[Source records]
* * *
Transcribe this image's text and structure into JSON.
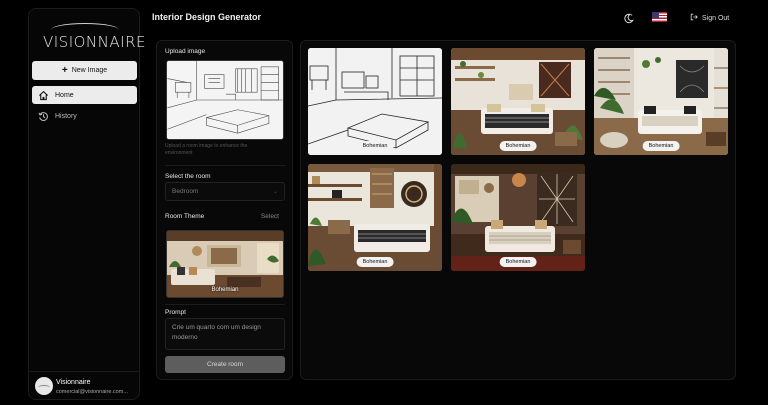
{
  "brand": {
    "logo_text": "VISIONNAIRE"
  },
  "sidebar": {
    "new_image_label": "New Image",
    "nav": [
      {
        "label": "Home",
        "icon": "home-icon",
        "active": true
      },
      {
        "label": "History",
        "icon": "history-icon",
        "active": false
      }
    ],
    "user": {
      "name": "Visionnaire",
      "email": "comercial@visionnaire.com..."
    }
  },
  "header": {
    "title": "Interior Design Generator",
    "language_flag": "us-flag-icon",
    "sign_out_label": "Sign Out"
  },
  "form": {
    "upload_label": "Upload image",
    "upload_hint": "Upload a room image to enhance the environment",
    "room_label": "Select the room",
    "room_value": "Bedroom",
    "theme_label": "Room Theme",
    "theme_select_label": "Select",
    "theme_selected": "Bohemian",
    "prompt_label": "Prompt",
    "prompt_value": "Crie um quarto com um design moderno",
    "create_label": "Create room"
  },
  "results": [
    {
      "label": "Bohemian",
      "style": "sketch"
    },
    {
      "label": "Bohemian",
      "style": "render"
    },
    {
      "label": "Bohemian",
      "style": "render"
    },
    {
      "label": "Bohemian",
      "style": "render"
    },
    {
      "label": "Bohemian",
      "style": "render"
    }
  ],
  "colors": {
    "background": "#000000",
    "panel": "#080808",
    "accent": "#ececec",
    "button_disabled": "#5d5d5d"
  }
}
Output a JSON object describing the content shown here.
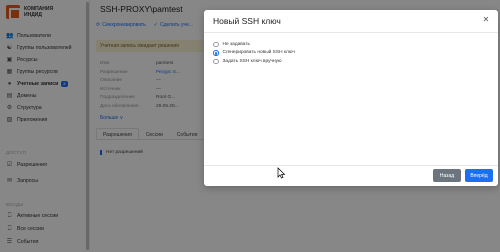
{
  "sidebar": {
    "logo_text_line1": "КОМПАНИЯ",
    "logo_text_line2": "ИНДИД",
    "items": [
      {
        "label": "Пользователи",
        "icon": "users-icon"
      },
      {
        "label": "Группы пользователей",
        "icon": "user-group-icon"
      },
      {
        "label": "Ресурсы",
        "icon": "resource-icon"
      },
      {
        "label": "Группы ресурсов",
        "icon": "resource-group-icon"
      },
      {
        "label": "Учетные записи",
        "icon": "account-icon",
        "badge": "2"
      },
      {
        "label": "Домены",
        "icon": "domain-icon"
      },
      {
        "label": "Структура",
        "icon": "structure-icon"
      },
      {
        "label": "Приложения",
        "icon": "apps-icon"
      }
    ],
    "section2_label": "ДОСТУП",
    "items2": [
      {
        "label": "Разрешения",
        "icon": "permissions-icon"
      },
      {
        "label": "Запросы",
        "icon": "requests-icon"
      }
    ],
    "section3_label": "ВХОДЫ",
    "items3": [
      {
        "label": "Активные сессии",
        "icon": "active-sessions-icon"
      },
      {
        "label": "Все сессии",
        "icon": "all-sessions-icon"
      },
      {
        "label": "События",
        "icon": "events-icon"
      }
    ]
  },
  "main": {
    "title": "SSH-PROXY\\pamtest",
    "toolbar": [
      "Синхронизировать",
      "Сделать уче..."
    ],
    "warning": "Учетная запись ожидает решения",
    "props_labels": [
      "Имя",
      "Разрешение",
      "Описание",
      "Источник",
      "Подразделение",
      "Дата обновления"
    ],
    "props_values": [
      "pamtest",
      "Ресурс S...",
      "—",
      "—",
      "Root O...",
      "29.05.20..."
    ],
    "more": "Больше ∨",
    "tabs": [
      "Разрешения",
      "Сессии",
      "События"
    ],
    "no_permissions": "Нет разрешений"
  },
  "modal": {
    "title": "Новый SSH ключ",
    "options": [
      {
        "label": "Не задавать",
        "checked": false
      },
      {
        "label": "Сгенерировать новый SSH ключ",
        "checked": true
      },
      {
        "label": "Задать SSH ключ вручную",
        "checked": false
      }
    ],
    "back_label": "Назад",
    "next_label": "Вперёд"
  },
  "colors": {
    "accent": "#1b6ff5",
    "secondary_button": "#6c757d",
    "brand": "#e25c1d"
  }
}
* * *
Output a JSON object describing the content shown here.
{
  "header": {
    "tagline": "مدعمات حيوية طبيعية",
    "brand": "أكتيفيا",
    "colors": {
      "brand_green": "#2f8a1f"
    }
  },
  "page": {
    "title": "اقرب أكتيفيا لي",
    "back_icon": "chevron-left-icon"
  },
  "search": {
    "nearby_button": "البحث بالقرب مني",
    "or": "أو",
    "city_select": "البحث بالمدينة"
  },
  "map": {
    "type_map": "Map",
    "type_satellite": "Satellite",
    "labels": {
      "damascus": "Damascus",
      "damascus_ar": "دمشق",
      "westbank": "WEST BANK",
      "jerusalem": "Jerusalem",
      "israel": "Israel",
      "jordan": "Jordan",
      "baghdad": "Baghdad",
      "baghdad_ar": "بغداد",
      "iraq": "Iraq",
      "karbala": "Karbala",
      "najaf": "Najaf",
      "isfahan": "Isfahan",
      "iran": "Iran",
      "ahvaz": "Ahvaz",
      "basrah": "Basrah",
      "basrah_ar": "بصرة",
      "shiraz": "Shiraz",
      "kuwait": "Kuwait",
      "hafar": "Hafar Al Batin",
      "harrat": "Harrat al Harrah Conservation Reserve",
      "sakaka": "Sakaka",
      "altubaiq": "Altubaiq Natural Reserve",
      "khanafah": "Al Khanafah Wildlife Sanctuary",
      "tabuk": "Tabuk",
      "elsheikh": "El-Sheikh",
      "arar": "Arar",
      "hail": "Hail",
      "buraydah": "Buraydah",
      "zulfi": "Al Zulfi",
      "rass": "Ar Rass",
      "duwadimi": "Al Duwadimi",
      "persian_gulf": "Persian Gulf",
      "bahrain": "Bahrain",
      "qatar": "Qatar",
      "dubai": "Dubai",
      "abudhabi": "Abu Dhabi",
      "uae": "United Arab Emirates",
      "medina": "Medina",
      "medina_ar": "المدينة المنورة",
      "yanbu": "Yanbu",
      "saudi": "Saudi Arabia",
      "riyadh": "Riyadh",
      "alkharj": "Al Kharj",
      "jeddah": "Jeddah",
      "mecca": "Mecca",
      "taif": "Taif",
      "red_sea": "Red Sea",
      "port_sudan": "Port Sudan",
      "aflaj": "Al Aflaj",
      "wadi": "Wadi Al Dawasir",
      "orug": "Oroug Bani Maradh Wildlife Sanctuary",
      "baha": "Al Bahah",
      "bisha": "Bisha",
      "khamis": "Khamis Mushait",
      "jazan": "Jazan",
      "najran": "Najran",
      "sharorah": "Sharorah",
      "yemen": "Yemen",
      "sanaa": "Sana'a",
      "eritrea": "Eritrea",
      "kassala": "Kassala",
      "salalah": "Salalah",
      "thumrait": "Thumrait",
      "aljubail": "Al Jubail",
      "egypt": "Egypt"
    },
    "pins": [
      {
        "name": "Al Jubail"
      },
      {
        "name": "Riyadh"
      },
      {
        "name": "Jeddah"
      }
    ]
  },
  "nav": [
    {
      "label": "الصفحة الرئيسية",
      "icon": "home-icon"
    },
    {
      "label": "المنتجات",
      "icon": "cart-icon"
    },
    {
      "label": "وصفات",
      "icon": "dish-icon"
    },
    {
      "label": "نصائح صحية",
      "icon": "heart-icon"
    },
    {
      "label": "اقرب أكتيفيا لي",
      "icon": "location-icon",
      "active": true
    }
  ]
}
* * *
The problem:
Show the lines from the data above that contain the string "sessions".

Result of the task:
        "icon": "active-sessions-icon"
        "icon": "all-sessions-icon"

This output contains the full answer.